### WORK INSTRUCTIONS
Find the string "hair" in the records. Copy every line it appears in.

[Stored data entries]
----

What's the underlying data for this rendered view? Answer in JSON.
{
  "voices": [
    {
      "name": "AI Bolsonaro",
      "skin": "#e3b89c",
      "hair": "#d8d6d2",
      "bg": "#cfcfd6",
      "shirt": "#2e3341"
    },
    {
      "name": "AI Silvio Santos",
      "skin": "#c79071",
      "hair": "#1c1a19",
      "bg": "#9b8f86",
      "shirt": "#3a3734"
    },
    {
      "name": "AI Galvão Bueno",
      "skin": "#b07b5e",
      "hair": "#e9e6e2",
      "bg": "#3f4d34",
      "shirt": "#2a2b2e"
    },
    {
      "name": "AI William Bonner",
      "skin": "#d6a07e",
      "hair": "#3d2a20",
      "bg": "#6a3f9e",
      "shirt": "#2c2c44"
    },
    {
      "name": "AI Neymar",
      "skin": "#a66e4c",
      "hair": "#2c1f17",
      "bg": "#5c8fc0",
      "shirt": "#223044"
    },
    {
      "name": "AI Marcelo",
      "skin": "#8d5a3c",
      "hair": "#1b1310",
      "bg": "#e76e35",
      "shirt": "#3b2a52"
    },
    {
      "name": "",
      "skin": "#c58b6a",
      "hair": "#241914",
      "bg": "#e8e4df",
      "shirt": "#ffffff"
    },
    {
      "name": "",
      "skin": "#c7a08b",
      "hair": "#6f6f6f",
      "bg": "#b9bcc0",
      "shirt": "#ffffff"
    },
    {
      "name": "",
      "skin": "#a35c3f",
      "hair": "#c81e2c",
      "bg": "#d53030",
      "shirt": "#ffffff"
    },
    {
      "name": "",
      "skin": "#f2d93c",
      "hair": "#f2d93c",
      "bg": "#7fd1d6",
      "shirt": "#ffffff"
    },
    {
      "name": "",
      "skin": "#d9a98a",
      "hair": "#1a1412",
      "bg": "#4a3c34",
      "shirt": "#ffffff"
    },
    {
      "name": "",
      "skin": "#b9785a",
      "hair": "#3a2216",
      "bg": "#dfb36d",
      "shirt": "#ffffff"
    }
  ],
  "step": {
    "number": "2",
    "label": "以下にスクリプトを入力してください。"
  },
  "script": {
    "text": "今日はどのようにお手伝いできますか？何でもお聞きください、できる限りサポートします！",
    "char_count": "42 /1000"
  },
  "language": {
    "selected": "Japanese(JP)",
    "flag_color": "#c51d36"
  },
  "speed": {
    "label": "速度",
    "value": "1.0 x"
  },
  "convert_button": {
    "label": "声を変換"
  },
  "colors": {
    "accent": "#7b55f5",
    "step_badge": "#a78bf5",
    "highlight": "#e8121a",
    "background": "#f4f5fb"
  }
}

----

### TASK RESPONSE
      "hair": "#d8d6d2",
      "hair": "#1c1a19",
      "hair": "#e9e6e2",
      "hair": "#3d2a20",
      "hair": "#2c1f17",
      "hair": "#1b1310",
      "hair": "#241914",
      "hair": "#6f6f6f",
      "hair": "#c81e2c",
      "hair": "#f2d93c",
      "hair": "#1a1412",
      "hair": "#3a2216",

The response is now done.